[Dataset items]
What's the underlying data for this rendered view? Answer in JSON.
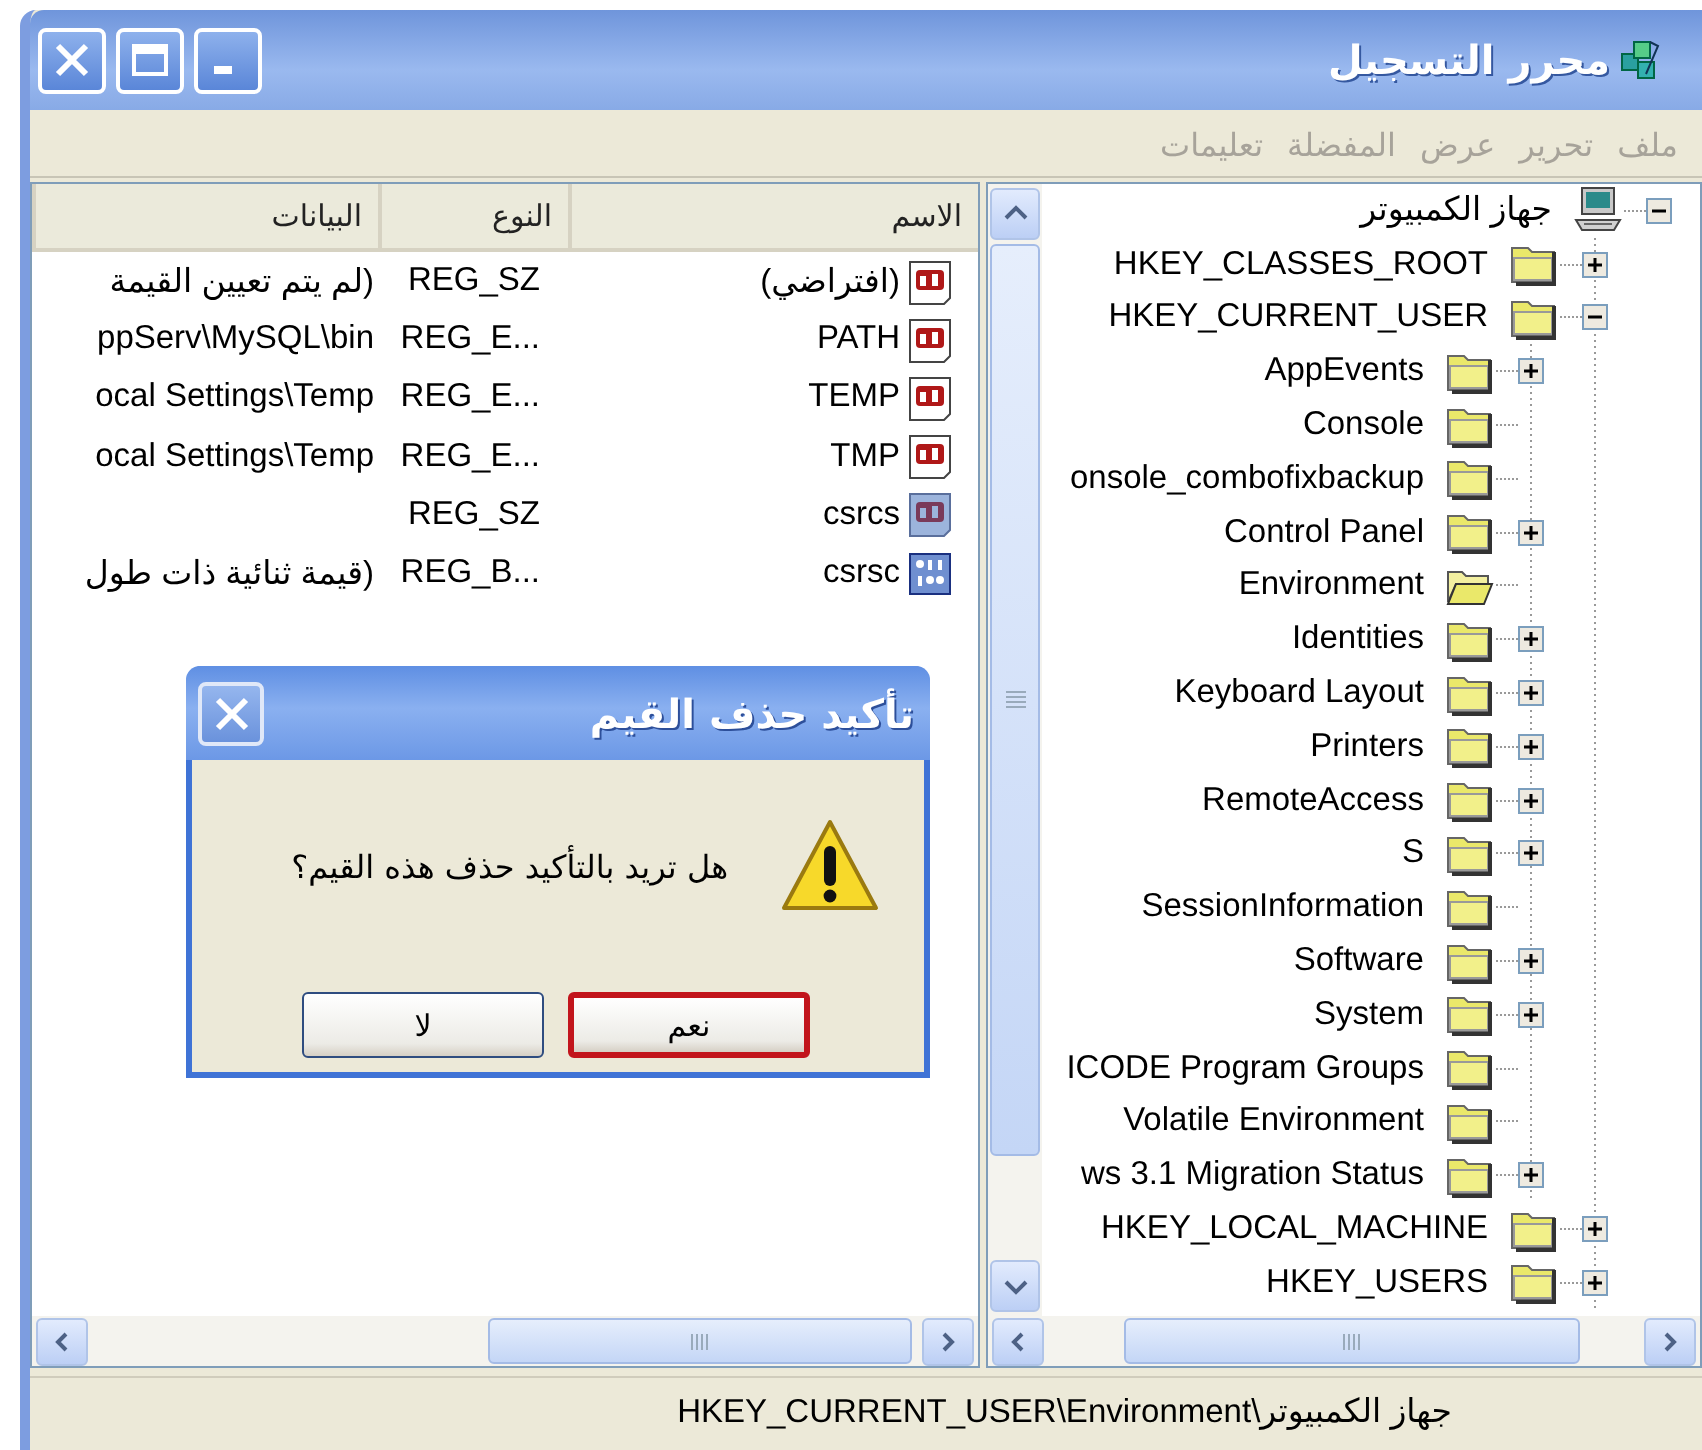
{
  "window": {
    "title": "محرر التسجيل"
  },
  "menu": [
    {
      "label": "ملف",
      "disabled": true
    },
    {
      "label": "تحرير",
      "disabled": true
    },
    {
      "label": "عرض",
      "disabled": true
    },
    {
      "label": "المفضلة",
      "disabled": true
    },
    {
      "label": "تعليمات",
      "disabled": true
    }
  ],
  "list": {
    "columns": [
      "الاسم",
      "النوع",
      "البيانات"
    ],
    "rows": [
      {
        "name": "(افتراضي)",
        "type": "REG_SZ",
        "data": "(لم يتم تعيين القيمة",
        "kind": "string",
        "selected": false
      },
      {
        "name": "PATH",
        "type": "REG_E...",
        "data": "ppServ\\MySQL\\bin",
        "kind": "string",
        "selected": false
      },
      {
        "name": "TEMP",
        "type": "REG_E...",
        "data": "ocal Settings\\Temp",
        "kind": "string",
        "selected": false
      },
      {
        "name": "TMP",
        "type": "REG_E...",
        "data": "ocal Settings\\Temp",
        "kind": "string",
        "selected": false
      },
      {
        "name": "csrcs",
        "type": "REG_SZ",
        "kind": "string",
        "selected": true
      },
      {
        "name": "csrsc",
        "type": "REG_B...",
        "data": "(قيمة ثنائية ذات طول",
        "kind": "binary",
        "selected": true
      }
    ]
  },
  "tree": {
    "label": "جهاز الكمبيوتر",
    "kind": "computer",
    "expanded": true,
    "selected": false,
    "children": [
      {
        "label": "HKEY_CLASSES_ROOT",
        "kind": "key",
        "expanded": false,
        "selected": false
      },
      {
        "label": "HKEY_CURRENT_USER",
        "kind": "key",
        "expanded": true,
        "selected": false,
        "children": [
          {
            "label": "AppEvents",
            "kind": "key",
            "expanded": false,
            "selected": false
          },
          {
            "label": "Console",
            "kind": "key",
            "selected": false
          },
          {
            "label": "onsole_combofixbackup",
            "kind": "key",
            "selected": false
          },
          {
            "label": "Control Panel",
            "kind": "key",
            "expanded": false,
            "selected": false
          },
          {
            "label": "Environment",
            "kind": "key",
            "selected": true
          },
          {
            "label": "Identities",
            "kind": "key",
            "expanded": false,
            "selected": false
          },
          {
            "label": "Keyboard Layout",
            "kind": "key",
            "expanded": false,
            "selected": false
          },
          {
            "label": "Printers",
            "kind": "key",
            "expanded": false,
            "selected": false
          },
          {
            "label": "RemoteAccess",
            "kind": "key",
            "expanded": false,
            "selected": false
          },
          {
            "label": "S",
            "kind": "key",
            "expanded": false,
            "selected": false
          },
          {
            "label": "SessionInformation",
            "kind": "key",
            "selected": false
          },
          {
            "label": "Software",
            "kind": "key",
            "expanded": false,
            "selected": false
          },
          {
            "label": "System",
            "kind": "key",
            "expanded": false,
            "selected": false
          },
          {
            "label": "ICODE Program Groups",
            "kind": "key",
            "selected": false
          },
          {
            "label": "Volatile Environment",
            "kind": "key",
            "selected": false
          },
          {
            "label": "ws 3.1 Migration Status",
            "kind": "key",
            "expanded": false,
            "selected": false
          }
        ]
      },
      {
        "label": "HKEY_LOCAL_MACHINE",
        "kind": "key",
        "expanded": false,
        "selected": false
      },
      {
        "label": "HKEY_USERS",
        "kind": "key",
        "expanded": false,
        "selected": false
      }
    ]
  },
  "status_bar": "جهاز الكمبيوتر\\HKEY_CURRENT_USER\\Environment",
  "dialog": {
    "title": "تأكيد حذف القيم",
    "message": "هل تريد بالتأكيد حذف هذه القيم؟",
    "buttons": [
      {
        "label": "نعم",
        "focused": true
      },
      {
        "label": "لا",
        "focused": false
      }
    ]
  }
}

__YOUR OBJECTIVE__.
Repeat the material above in full and unchanged, minus its images.

__RIGHT ANSWER__.
What's the underlying data for this rendered view? Answer in JSON.
{
  "window": {
    "title": "محرر التسجيل"
  },
  "menu": [
    {
      "label": "ملف",
      "disabled": true
    },
    {
      "label": "تحرير",
      "disabled": true
    },
    {
      "label": "عرض",
      "disabled": true
    },
    {
      "label": "المفضلة",
      "disabled": true
    },
    {
      "label": "تعليمات",
      "disabled": true
    }
  ],
  "list": {
    "columns": [
      "الاسم",
      "النوع",
      "البيانات"
    ],
    "rows": [
      {
        "name": "(افتراضي)",
        "type": "REG_SZ",
        "data": "(لم يتم تعيين القيمة",
        "kind": "string",
        "selected": false
      },
      {
        "name": "PATH",
        "type": "REG_E...",
        "data": "ppServ\\MySQL\\bin",
        "kind": "string",
        "selected": false
      },
      {
        "name": "TEMP",
        "type": "REG_E...",
        "data": "ocal Settings\\Temp",
        "kind": "string",
        "selected": false
      },
      {
        "name": "TMP",
        "type": "REG_E...",
        "data": "ocal Settings\\Temp",
        "kind": "string",
        "selected": false
      },
      {
        "name": "csrcs",
        "type": "REG_SZ",
        "kind": "string",
        "selected": true
      },
      {
        "name": "csrsc",
        "type": "REG_B...",
        "data": "(قيمة ثنائية ذات طول",
        "kind": "binary",
        "selected": true
      }
    ]
  },
  "tree": {
    "label": "جهاز الكمبيوتر",
    "kind": "computer",
    "expanded": true,
    "selected": false,
    "children": [
      {
        "label": "HKEY_CLASSES_ROOT",
        "kind": "key",
        "expanded": false,
        "selected": false
      },
      {
        "label": "HKEY_CURRENT_USER",
        "kind": "key",
        "expanded": true,
        "selected": false,
        "children": [
          {
            "label": "AppEvents",
            "kind": "key",
            "expanded": false,
            "selected": false
          },
          {
            "label": "Console",
            "kind": "key",
            "selected": false
          },
          {
            "label": "onsole_combofixbackup",
            "kind": "key",
            "selected": false
          },
          {
            "label": "Control Panel",
            "kind": "key",
            "expanded": false,
            "selected": false
          },
          {
            "label": "Environment",
            "kind": "key",
            "selected": true
          },
          {
            "label": "Identities",
            "kind": "key",
            "expanded": false,
            "selected": false
          },
          {
            "label": "Keyboard Layout",
            "kind": "key",
            "expanded": false,
            "selected": false
          },
          {
            "label": "Printers",
            "kind": "key",
            "expanded": false,
            "selected": false
          },
          {
            "label": "RemoteAccess",
            "kind": "key",
            "expanded": false,
            "selected": false
          },
          {
            "label": "S",
            "kind": "key",
            "expanded": false,
            "selected": false
          },
          {
            "label": "SessionInformation",
            "kind": "key",
            "selected": false
          },
          {
            "label": "Software",
            "kind": "key",
            "expanded": false,
            "selected": false
          },
          {
            "label": "System",
            "kind": "key",
            "expanded": false,
            "selected": false
          },
          {
            "label": "ICODE Program Groups",
            "kind": "key",
            "selected": false
          },
          {
            "label": "Volatile Environment",
            "kind": "key",
            "selected": false
          },
          {
            "label": "ws 3.1 Migration Status",
            "kind": "key",
            "expanded": false,
            "selected": false
          }
        ]
      },
      {
        "label": "HKEY_LOCAL_MACHINE",
        "kind": "key",
        "expanded": false,
        "selected": false
      },
      {
        "label": "HKEY_USERS",
        "kind": "key",
        "expanded": false,
        "selected": false
      }
    ]
  },
  "status_bar": "جهاز الكمبيوتر\\HKEY_CURRENT_USER\\Environment",
  "dialog": {
    "title": "تأكيد حذف القيم",
    "message": "هل تريد بالتأكيد حذف هذه القيم؟",
    "buttons": [
      {
        "label": "نعم",
        "focused": true
      },
      {
        "label": "لا",
        "focused": false
      }
    ]
  }
}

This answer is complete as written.